**What you should do:** Copy out these lines without any changes.

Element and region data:

▬▬▬

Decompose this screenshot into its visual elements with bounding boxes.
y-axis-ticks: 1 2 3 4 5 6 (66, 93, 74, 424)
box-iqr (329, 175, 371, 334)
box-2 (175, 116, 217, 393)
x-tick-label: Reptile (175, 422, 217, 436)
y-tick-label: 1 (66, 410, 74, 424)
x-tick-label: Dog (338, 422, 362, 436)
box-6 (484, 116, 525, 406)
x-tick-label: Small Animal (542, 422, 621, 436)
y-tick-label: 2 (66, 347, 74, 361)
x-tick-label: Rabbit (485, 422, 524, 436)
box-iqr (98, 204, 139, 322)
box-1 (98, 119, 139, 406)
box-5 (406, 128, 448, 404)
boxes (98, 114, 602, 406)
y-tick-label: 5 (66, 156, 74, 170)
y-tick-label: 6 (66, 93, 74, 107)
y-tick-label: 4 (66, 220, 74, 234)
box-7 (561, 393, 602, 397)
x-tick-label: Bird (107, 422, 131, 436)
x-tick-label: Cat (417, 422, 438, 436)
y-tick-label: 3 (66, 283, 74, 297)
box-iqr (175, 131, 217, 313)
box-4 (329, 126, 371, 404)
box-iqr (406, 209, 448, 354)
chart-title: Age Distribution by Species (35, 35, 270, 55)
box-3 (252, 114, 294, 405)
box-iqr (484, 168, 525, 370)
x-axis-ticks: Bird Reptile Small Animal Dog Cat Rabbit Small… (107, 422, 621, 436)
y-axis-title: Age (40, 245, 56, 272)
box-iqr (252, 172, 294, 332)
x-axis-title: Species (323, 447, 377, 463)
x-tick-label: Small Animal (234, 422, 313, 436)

▬▬▬

**Task answer:**
Decompose this screenshot into its visual elements with bounding boxes.
y-axis-ticks: 1 2 3 4 5 6 (66, 93, 74, 424)
box-iqr (329, 175, 371, 334)
box-2 (175, 116, 217, 393)
x-tick-label: Reptile (175, 422, 217, 436)
y-tick-label: 1 (66, 410, 74, 424)
x-tick-label: Dog (338, 422, 362, 436)
box-6 (484, 116, 525, 406)
x-tick-label: Small Animal (542, 422, 621, 436)
y-tick-label: 2 (66, 347, 74, 361)
x-tick-label: Rabbit (485, 422, 524, 436)
box-iqr (98, 204, 139, 322)
box-1 (98, 119, 139, 406)
box-5 (406, 128, 448, 404)
boxes (98, 114, 602, 406)
y-tick-label: 5 (66, 156, 74, 170)
y-tick-label: 6 (66, 93, 74, 107)
y-tick-label: 4 (66, 220, 74, 234)
box-7 (561, 393, 602, 397)
x-tick-label: Bird (107, 422, 131, 436)
x-tick-label: Cat (417, 422, 438, 436)
y-tick-label: 3 (66, 283, 74, 297)
box-iqr (175, 131, 217, 313)
box-4 (329, 126, 371, 404)
box-iqr (406, 209, 448, 354)
chart-title: Age Distribution by Species (35, 35, 270, 55)
box-3 (252, 114, 294, 405)
box-iqr (484, 168, 525, 370)
x-axis-ticks: Bird Reptile Small Animal Dog Cat Rabbit Small… (107, 422, 621, 436)
y-axis-title: Age (40, 245, 56, 272)
box-iqr (252, 172, 294, 332)
x-axis-title: Species (323, 447, 377, 463)
x-tick-label: Small Animal (234, 422, 313, 436)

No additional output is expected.